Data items
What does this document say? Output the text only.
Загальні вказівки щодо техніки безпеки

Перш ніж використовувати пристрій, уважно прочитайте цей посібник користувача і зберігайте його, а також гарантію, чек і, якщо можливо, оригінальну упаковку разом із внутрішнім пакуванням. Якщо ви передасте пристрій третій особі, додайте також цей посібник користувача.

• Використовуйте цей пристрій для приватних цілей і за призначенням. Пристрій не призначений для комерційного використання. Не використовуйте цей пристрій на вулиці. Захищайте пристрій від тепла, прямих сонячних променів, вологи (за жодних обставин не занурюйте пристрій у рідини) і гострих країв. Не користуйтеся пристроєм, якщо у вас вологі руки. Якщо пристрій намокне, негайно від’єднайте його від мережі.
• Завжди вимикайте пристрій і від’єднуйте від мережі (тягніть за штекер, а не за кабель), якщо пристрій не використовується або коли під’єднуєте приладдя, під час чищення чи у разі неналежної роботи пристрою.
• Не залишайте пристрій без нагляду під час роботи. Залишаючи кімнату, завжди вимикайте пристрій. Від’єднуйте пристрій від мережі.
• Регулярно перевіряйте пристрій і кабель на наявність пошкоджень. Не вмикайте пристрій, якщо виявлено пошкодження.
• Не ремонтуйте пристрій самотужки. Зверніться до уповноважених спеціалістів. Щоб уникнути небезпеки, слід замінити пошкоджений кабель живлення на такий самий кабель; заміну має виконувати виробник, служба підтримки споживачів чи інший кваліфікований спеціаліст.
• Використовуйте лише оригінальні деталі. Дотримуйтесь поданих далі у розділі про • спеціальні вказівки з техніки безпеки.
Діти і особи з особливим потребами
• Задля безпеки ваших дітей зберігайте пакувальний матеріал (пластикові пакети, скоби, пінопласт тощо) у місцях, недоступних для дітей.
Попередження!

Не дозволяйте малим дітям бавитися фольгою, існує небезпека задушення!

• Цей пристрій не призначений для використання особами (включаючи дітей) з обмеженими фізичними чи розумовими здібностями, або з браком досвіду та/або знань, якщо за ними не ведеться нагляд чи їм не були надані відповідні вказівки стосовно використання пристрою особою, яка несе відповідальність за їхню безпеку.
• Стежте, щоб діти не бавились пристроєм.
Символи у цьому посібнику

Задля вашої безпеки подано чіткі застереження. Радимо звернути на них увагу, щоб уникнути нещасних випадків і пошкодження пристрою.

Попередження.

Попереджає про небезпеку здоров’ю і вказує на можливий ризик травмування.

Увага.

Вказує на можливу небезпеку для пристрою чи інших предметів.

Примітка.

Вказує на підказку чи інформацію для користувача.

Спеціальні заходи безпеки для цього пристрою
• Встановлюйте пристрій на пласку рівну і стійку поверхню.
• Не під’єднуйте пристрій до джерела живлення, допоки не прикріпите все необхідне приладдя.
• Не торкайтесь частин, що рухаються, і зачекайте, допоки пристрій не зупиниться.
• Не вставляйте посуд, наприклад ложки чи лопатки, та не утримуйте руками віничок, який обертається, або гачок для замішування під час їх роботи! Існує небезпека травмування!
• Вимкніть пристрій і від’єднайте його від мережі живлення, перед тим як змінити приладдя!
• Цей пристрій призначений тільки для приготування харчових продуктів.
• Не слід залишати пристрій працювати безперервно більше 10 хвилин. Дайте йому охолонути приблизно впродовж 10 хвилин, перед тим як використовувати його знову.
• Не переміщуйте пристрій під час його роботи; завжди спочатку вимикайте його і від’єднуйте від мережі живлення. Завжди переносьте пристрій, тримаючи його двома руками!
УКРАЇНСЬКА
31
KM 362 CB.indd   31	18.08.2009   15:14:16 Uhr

_AIM OF THE TASK_
Give the entries once more, exactly as they appear.

_THE RESULT_
What does this document say? Output the text only.
Загальні вказівки щодо техніки безпеки

Перш ніж використовувати пристрій, уважно прочитайте цей посібник користувача і зберігайте його, а також гарантію, чек і, якщо можливо, оригінальну упаковку разом із внутрішнім пакуванням. Якщо ви передасте пристрій третій особі, додайте також цей посібник користувача.

• Використовуйте цей пристрій для приватних цілей і за призначенням. Пристрій не призначений для комерційного використання. Не використовуйте цей пристрій на вулиці. Захищайте пристрій від тепла, прямих сонячних променів, вологи (за жодних обставин не занурюйте пристрій у рідини) і гострих країв. Не користуйтеся пристроєм, якщо у вас вологі руки. Якщо пристрій намокне, негайно від’єднайте його від мережі.
• Завжди вимикайте пристрій і від’єднуйте від мережі (тягніть за штекер, а не за кабель), якщо пристрій не використовується або коли під’єднуєте приладдя, під час чищення чи у разі неналежної роботи пристрою.
• Не залишайте пристрій без нагляду під час роботи. Залишаючи кімнату, завжди вимикайте пристрій. Від’єднуйте пристрій від мережі.
• Регулярно перевіряйте пристрій і кабель на наявність пошкоджень. Не вмикайте пристрій, якщо виявлено пошкодження.
• Не ремонтуйте пристрій самотужки. Зверніться до уповноважених спеціалістів. Щоб уникнути небезпеки, слід замінити пошкоджений кабель живлення на такий самий кабель; заміну має виконувати виробник, служба підтримки споживачів чи інший кваліфікований спеціаліст.
• Використовуйте лише оригінальні деталі. Дотримуйтесь поданих далі у розділі про • спеціальні вказівки з техніки безпеки.
Діти і особи з особливим потребами
• Задля безпеки ваших дітей зберігайте пакувальний матеріал (пластикові пакети, скоби, пінопласт тощо) у місцях, недоступних для дітей.
Попередження!

Не дозволяйте малим дітям бавитися фольгою, існує небезпека задушення!

• Цей пристрій не призначений для використання особами (включаючи дітей) з обмеженими фізичними чи розумовими здібностями, або з браком досвіду та/або знань, якщо за ними не ведеться нагляд чи їм не були надані відповідні вказівки стосовно використання пристрою особою, яка несе відповідальність за їхню безпеку.
• Стежте, щоб діти не бавились пристроєм.
Символи у цьому посібнику

Задля вашої безпеки подано чіткі застереження. Радимо звернути на них увагу, щоб уникнути нещасних випадків і пошкодження пристрою.

Попередження.

Попереджає про небезпеку здоров’ю і вказує на можливий ризик травмування.

Увага.

Вказує на можливу небезпеку для пристрою чи інших предметів.

Примітка.

Вказує на підказку чи інформацію для користувача.

Спеціальні заходи безпеки для цього пристрою
• Встановлюйте пристрій на пласку рівну і стійку поверхню.
• Не під’єднуйте пристрій до джерела живлення, допоки не прикріпите все необхідне приладдя.
• Не торкайтесь частин, що рухаються, і зачекайте, допоки пристрій не зупиниться.
• Не вставляйте посуд, наприклад ложки чи лопатки, та не утримуйте руками віничок, який обертається, або гачок для замішування під час їх роботи! Існує небезпека травмування!
• Вимкніть пристрій і від’єднайте його від мережі живлення, перед тим як змінити приладдя!
• Цей пристрій призначений тільки для приготування харчових продуктів.
• Не слід залишати пристрій працювати безперервно більше 10 хвилин. Дайте йому охолонути приблизно впродовж 10 хвилин, перед тим як використовувати його знову.
• Не переміщуйте пристрій під час його роботи; завжди спочатку вимикайте його і від’єднуйте від мережі живлення. Завжди переносьте пристрій, тримаючи його двома руками!
УКРАЇНСЬКА
31
KM 362 CB.indd   31	18.08.2009   15:14:16 Uhr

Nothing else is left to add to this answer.